● EXERCISE PROMPT:
The job is to find each line in the entries holding the string "trend" and copy that line.

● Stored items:
::::::

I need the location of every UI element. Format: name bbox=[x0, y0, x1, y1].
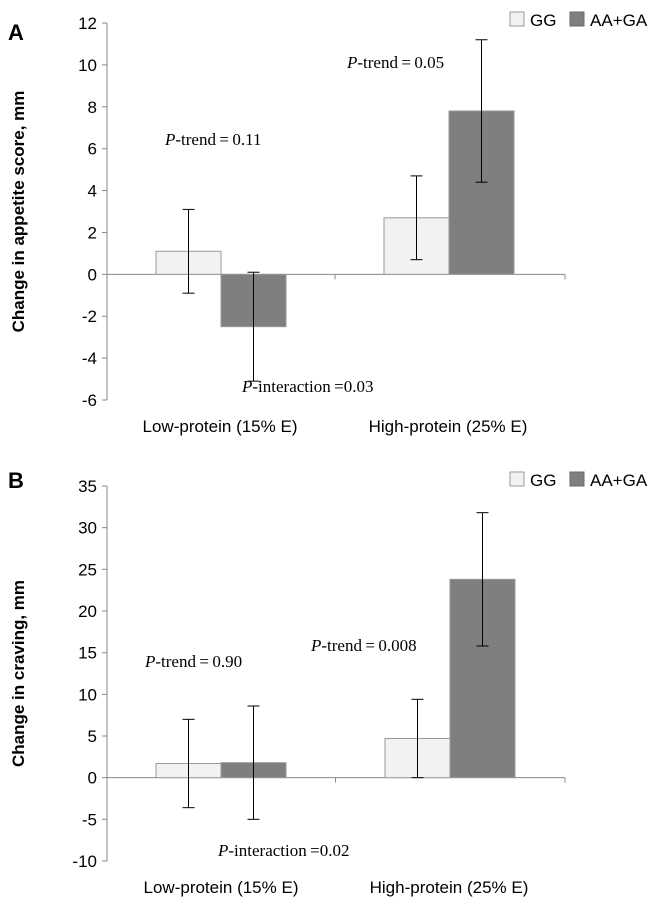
y-tick-label: 12 bbox=[78, 14, 97, 33]
p-value-annotation: P-trend = 0.11 bbox=[164, 130, 262, 149]
y-tick-label: 4 bbox=[88, 182, 97, 201]
legend-swatch-aa-ga bbox=[569, 471, 585, 487]
y-tick-label: 10 bbox=[78, 685, 97, 704]
legend-swatch-gg bbox=[509, 471, 525, 487]
panel-label: A bbox=[8, 20, 24, 45]
y-tick-label: 25 bbox=[78, 560, 97, 579]
chart-panel-a: A Change in appetite score, mm -6 -4 -2 0 2 4 6 8… bbox=[8, 11, 648, 436]
y-tick-label: -10 bbox=[72, 852, 97, 871]
legend-label-gg: GG bbox=[530, 11, 556, 30]
y-tick-label: 35 bbox=[78, 477, 97, 496]
y-tick-label: 2 bbox=[88, 223, 97, 242]
p-value-annotation: P-trend = 0.05 bbox=[346, 53, 444, 72]
y-tick-label: -4 bbox=[82, 349, 97, 368]
error-bar bbox=[475, 39, 488, 183]
error-bar bbox=[247, 271, 260, 382]
legend-swatch-gg bbox=[509, 11, 525, 27]
y-tick-label: 5 bbox=[88, 727, 97, 746]
chart-panel-b: B Change in craving, mm -10 -5 0 5 10 15 20 25 30 3… bbox=[8, 468, 648, 897]
category-label: Low-protein (15% E) bbox=[144, 878, 299, 897]
y-tick-label: -5 bbox=[82, 810, 97, 829]
error-bar bbox=[411, 698, 424, 779]
y-tick-label: -2 bbox=[82, 307, 97, 326]
y-tick-label: 0 bbox=[88, 265, 97, 284]
legend: GG AA+GA bbox=[509, 11, 648, 30]
y-tick-label: 10 bbox=[78, 56, 97, 75]
p-value-annotation: P-interaction =0.02 bbox=[217, 841, 349, 860]
y-tick-label: 8 bbox=[88, 98, 97, 117]
y-tick-label: 0 bbox=[88, 769, 97, 788]
legend: GG AA+GA bbox=[509, 471, 648, 490]
legend-swatch-aa-ga bbox=[569, 11, 585, 27]
category-label: High-protein (25% E) bbox=[369, 417, 528, 436]
category-label: High-protein (25% E) bbox=[370, 878, 529, 897]
y-tick-label: 30 bbox=[78, 519, 97, 538]
error-bar bbox=[476, 512, 489, 647]
p-value-annotation: P-interaction =0.03 bbox=[241, 377, 373, 396]
error-bar bbox=[247, 705, 260, 820]
p-value-annotation: P-trend = 0.008 bbox=[310, 636, 417, 655]
y-tick-label: -6 bbox=[82, 391, 97, 410]
y-axis-label: Change in appetite score, mm bbox=[9, 91, 28, 333]
y-tick-label: 20 bbox=[78, 602, 97, 621]
legend-label-aa-ga: AA+GA bbox=[590, 471, 648, 490]
error-bar bbox=[410, 175, 423, 261]
legend-label-gg: GG bbox=[530, 471, 556, 490]
error-bar bbox=[182, 718, 195, 809]
bar-aa-ga-high-protein bbox=[448, 110, 515, 275]
legend-label-aa-ga: AA+GA bbox=[590, 11, 648, 30]
y-axis-label: Change in craving, mm bbox=[9, 580, 28, 767]
y-tick-label: 15 bbox=[78, 644, 97, 663]
panel-label: B bbox=[8, 468, 24, 493]
p-value-annotation: P-trend = 0.90 bbox=[144, 652, 242, 671]
category-label: Low-protein (15% E) bbox=[143, 417, 298, 436]
y-tick-label: 6 bbox=[88, 140, 97, 159]
error-bar bbox=[182, 208, 195, 294]
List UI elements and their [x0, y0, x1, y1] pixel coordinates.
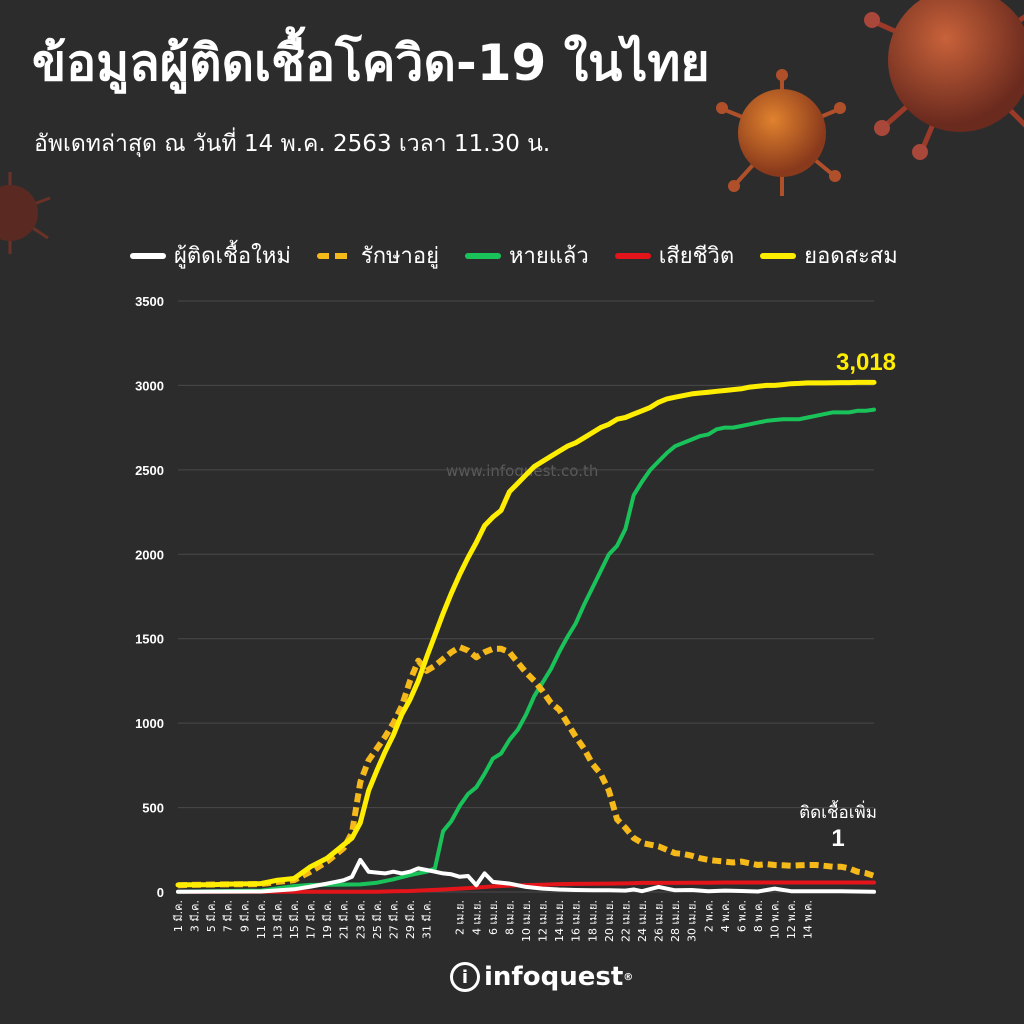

::::::

● TASK RESPONSE:
p-value-annotation: P-trend = 0.11 bbox=[164, 130, 262, 149]
p-value-annotation: P-trend = 0.05 bbox=[346, 53, 444, 72]
p-value-annotation: P-trend = 0.008 bbox=[310, 636, 417, 655]
p-value-annotation: P-trend = 0.90 bbox=[144, 652, 242, 671]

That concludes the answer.